• Exercise task
Find how many lines hold the word "type". Give only the number.

• Material shown
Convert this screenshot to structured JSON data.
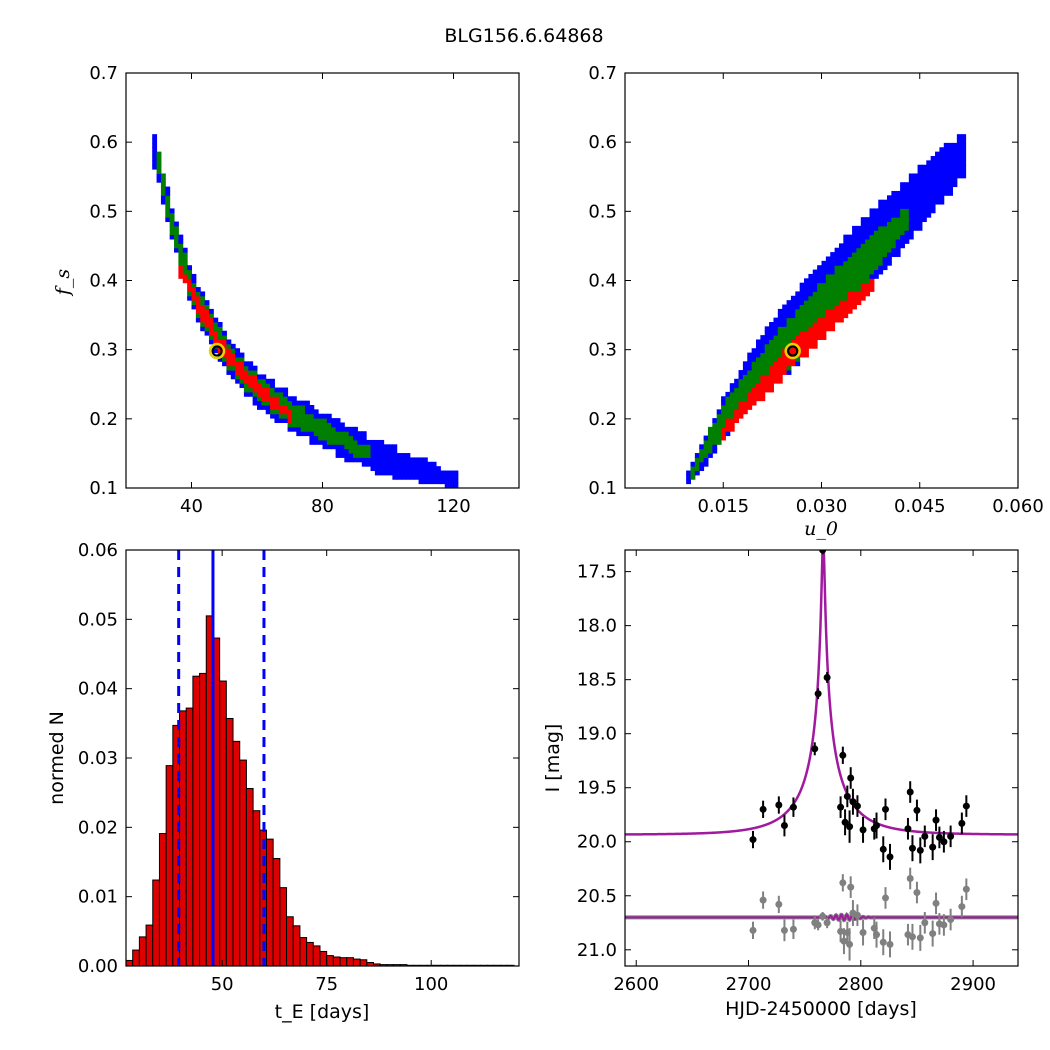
{
  "figure": {
    "title": "BLG156.6.64868"
  },
  "colors": {
    "blue": "#0000ff",
    "green": "#007f00",
    "red": "#ff0000",
    "black": "#000000",
    "gray": "#808080",
    "magenta": "#a0199f",
    "highlight": "#e6d200",
    "hist_fill": "#dd0000"
  },
  "chart_data": [
    {
      "id": "fs_vs_tE",
      "type": "heatmap",
      "title": "",
      "xlabel": "",
      "ylabel": "f_s",
      "xlim": [
        20,
        140
      ],
      "ylim": [
        0.1,
        0.7
      ],
      "xticks": [
        40,
        80,
        120
      ],
      "yticks": [
        0.1,
        0.2,
        0.3,
        0.4,
        0.5,
        0.6,
        0.7
      ],
      "xtick_labels": [
        "40",
        "80",
        "120"
      ],
      "ytick_labels": [
        "0.1",
        "0.2",
        "0.3",
        "0.4",
        "0.5",
        "0.6",
        "0.7"
      ],
      "contour_levels": [
        {
          "level": "outer",
          "color": "blue",
          "ridge": [
            [
              28,
              0.6
            ],
            [
              32,
              0.52
            ],
            [
              36,
              0.45
            ],
            [
              40,
              0.39
            ],
            [
              45,
              0.34
            ],
            [
              50,
              0.3
            ],
            [
              55,
              0.27
            ],
            [
              60,
              0.245
            ],
            [
              70,
              0.21
            ],
            [
              80,
              0.185
            ],
            [
              90,
              0.16
            ],
            [
              100,
              0.14
            ],
            [
              110,
              0.125
            ],
            [
              121,
              0.11
            ]
          ],
          "half_width": [
            0.022,
            0.022,
            0.024,
            0.026,
            0.026,
            0.026,
            0.026,
            0.026,
            0.026,
            0.026,
            0.024,
            0.022,
            0.018,
            0.012
          ]
        },
        {
          "level": "middle",
          "color": "green",
          "ridge": [
            [
              30,
              0.57
            ],
            [
              32,
              0.52
            ],
            [
              36,
              0.45
            ],
            [
              40,
              0.39
            ],
            [
              45,
              0.34
            ],
            [
              50,
              0.3
            ],
            [
              55,
              0.27
            ],
            [
              60,
              0.245
            ],
            [
              70,
              0.21
            ],
            [
              80,
              0.185
            ],
            [
              90,
              0.16
            ],
            [
              95,
              0.15
            ]
          ],
          "half_width": [
            0.012,
            0.015,
            0.017,
            0.018,
            0.018,
            0.018,
            0.018,
            0.017,
            0.016,
            0.014,
            0.011,
            0.008
          ]
        },
        {
          "level": "inner",
          "color": "red",
          "ridge": [
            [
              36,
              0.42
            ],
            [
              40,
              0.385
            ],
            [
              45,
              0.34
            ],
            [
              50,
              0.3
            ],
            [
              55,
              0.27
            ],
            [
              60,
              0.245
            ],
            [
              65,
              0.225
            ],
            [
              70,
              0.205
            ]
          ],
          "half_width": [
            0.008,
            0.01,
            0.01,
            0.01,
            0.01,
            0.01,
            0.009,
            0.007
          ]
        }
      ],
      "best_fit": {
        "x": 47.8,
        "y": 0.298
      }
    },
    {
      "id": "fs_vs_u0",
      "type": "heatmap",
      "title": "",
      "xlabel": "u_0",
      "ylabel": "",
      "xlim": [
        0.0,
        0.06
      ],
      "ylim": [
        0.1,
        0.7
      ],
      "xticks": [
        0.015,
        0.03,
        0.045,
        0.06
      ],
      "yticks": [
        0.1,
        0.2,
        0.3,
        0.4,
        0.5,
        0.6,
        0.7
      ],
      "xtick_labels": [
        "0.015",
        "0.030",
        "0.045",
        "0.060"
      ],
      "ytick_labels": [
        "0.1",
        "0.2",
        "0.3",
        "0.4",
        "0.5",
        "0.6",
        "0.7"
      ],
      "contour_levels": [
        {
          "level": "outer",
          "color": "blue",
          "ridge": [
            [
              0.0095,
              0.115
            ],
            [
              0.012,
              0.15
            ],
            [
              0.015,
              0.2
            ],
            [
              0.018,
              0.24
            ],
            [
              0.021,
              0.28
            ],
            [
              0.024,
              0.31
            ],
            [
              0.028,
              0.35
            ],
            [
              0.032,
              0.39
            ],
            [
              0.036,
              0.43
            ],
            [
              0.04,
              0.47
            ],
            [
              0.044,
              0.51
            ],
            [
              0.048,
              0.55
            ],
            [
              0.052,
              0.585
            ]
          ],
          "half_width": [
            0.012,
            0.022,
            0.03,
            0.035,
            0.045,
            0.05,
            0.055,
            0.055,
            0.055,
            0.05,
            0.045,
            0.04,
            0.03
          ]
        },
        {
          "level": "middle",
          "color": "green",
          "ridge": [
            [
              0.01,
              0.12
            ],
            [
              0.013,
              0.17
            ],
            [
              0.016,
              0.21
            ],
            [
              0.02,
              0.255
            ],
            [
              0.024,
              0.3
            ],
            [
              0.028,
              0.34
            ],
            [
              0.032,
              0.38
            ],
            [
              0.036,
              0.42
            ],
            [
              0.04,
              0.46
            ],
            [
              0.043,
              0.49
            ]
          ],
          "half_width": [
            0.01,
            0.018,
            0.024,
            0.03,
            0.035,
            0.035,
            0.033,
            0.03,
            0.024,
            0.016
          ]
        },
        {
          "level": "inner",
          "color": "red",
          "ridge": [
            [
              0.015,
              0.18
            ],
            [
              0.018,
              0.215
            ],
            [
              0.022,
              0.255
            ],
            [
              0.026,
              0.3
            ],
            [
              0.03,
              0.33
            ],
            [
              0.034,
              0.365
            ],
            [
              0.038,
              0.395
            ]
          ],
          "half_width": [
            0.008,
            0.012,
            0.016,
            0.018,
            0.016,
            0.014,
            0.008
          ]
        }
      ],
      "best_fit": {
        "x": 0.0256,
        "y": 0.298
      }
    },
    {
      "id": "tE_histogram",
      "type": "bar",
      "title": "",
      "xlabel": "t_E [days]",
      "ylabel": "normed N",
      "xlim": [
        27,
        121
      ],
      "ylim": [
        0,
        0.06
      ],
      "xticks": [
        50,
        75,
        100
      ],
      "yticks": [
        0,
        0.01,
        0.02,
        0.03,
        0.04,
        0.05,
        0.06
      ],
      "xtick_labels": [
        "50",
        "75",
        "100"
      ],
      "ytick_labels": [
        "0.00",
        "0.01",
        "0.02",
        "0.03",
        "0.04",
        "0.05",
        "0.06"
      ],
      "bin_start": 27,
      "bin_width": 1.6,
      "values": [
        0.0008,
        0.0023,
        0.0042,
        0.0059,
        0.0124,
        0.0191,
        0.0289,
        0.0347,
        0.0368,
        0.0372,
        0.0418,
        0.0422,
        0.0505,
        0.0473,
        0.0411,
        0.0357,
        0.0324,
        0.0297,
        0.0256,
        0.0224,
        0.0196,
        0.0183,
        0.0155,
        0.0113,
        0.0071,
        0.0058,
        0.0041,
        0.0034,
        0.0029,
        0.0021,
        0.0015,
        0.0013,
        0.0012,
        0.0012,
        0.001,
        0.0009,
        0.0005,
        0.0003,
        0.0002,
        0.0002,
        0.0002,
        0.0002,
        0.0001,
        0.0001,
        0.0001,
        0.0001,
        0.0001,
        0.0001,
        0.0001,
        0.0001,
        0.0001,
        0.0001,
        0.0001,
        0.0001,
        0.0001,
        0.0001,
        0.0001,
        0.0001
      ],
      "vlines": [
        {
          "x": 47.8,
          "style": "solid"
        },
        {
          "x": 39.6,
          "style": "dashed"
        },
        {
          "x": 60.0,
          "style": "dashed"
        }
      ]
    },
    {
      "id": "light_curve",
      "type": "scatter",
      "title": "",
      "xlabel": "HJD-2450000 [days]",
      "ylabel": "I [mag]",
      "xlim": [
        2590,
        2940
      ],
      "ylim": [
        21.15,
        17.3
      ],
      "xticks": [
        2600,
        2700,
        2800,
        2900
      ],
      "yticks": [
        17.5,
        18.0,
        18.5,
        19.0,
        19.5,
        20.0,
        20.5,
        21.0
      ],
      "xtick_labels": [
        "2600",
        "2700",
        "2800",
        "2900"
      ],
      "ytick_labels": [
        "17.5",
        "18.0",
        "18.5",
        "19.0",
        "19.5",
        "20.0",
        "20.5",
        "21.0"
      ],
      "model": {
        "t0": 2766.5,
        "tE": 47.8,
        "u0": 0.0256,
        "fs": 0.298,
        "baseline": 19.935
      },
      "residual_offset": 20.7,
      "series": [
        {
          "name": "",
          "role": "data",
          "color": "black",
          "points": [
            [
              2704,
              19.98,
              0.08
            ],
            [
              2713,
              19.7,
              0.08
            ],
            [
              2727,
              19.66,
              0.08
            ],
            [
              2732,
              19.85,
              0.1
            ],
            [
              2740,
              19.68,
              0.09
            ],
            [
              2759,
              19.14,
              0.06
            ],
            [
              2762,
              18.63,
              0.05
            ],
            [
              2766,
              17.3,
              0.04
            ],
            [
              2770,
              18.48,
              0.05
            ],
            [
              2782,
              19.68,
              0.1
            ],
            [
              2784,
              19.2,
              0.08
            ],
            [
              2786,
              19.82,
              0.12
            ],
            [
              2788,
              19.58,
              0.1
            ],
            [
              2790,
              19.86,
              0.15
            ],
            [
              2791,
              19.41,
              0.1
            ],
            [
              2793,
              19.63,
              0.12
            ],
            [
              2797,
              19.67,
              0.1
            ],
            [
              2802,
              19.89,
              0.12
            ],
            [
              2812,
              19.88,
              0.1
            ],
            [
              2814,
              19.85,
              0.12
            ],
            [
              2820,
              20.07,
              0.12
            ],
            [
              2822,
              19.7,
              0.1
            ],
            [
              2826,
              20.14,
              0.12
            ],
            [
              2842,
              19.88,
              0.1
            ],
            [
              2844,
              19.54,
              0.1
            ],
            [
              2846,
              20.06,
              0.12
            ],
            [
              2850,
              19.71,
              0.1
            ],
            [
              2853,
              20.08,
              0.12
            ],
            [
              2857,
              19.95,
              0.1
            ],
            [
              2864,
              20.05,
              0.12
            ],
            [
              2867,
              19.8,
              0.1
            ],
            [
              2870,
              19.96,
              0.1
            ],
            [
              2874,
              20.0,
              0.1
            ],
            [
              2880,
              19.95,
              0.1
            ],
            [
              2890,
              19.83,
              0.1
            ],
            [
              2894,
              19.67,
              0.1
            ]
          ]
        },
        {
          "name": "",
          "role": "residuals",
          "color": "gray",
          "points": [
            [
              2704,
              20.82,
              0.08
            ],
            [
              2713,
              20.54,
              0.08
            ],
            [
              2727,
              20.58,
              0.08
            ],
            [
              2732,
              20.82,
              0.1
            ],
            [
              2740,
              20.81,
              0.09
            ],
            [
              2759,
              20.75,
              0.06
            ],
            [
              2762,
              20.77,
              0.05
            ],
            [
              2766,
              20.69,
              0.04
            ],
            [
              2770,
              20.75,
              0.05
            ],
            [
              2782,
              20.83,
              0.1
            ],
            [
              2784,
              20.38,
              0.08
            ],
            [
              2785,
              20.92,
              0.12
            ],
            [
              2788,
              20.84,
              0.1
            ],
            [
              2790,
              20.95,
              0.15
            ],
            [
              2791,
              20.42,
              0.1
            ],
            [
              2793,
              20.66,
              0.12
            ],
            [
              2797,
              20.68,
              0.1
            ],
            [
              2802,
              20.84,
              0.12
            ],
            [
              2812,
              20.8,
              0.1
            ],
            [
              2814,
              20.86,
              0.12
            ],
            [
              2820,
              20.93,
              0.12
            ],
            [
              2822,
              20.52,
              0.1
            ],
            [
              2826,
              20.95,
              0.12
            ],
            [
              2842,
              20.86,
              0.1
            ],
            [
              2844,
              20.34,
              0.1
            ],
            [
              2846,
              20.88,
              0.12
            ],
            [
              2850,
              20.47,
              0.1
            ],
            [
              2853,
              20.89,
              0.12
            ],
            [
              2857,
              20.75,
              0.1
            ],
            [
              2864,
              20.85,
              0.12
            ],
            [
              2867,
              20.57,
              0.1
            ],
            [
              2870,
              20.76,
              0.1
            ],
            [
              2874,
              20.77,
              0.1
            ],
            [
              2880,
              20.72,
              0.1
            ],
            [
              2890,
              20.6,
              0.1
            ],
            [
              2894,
              20.44,
              0.1
            ]
          ]
        }
      ]
    }
  ]
}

• Solution for this exercise
4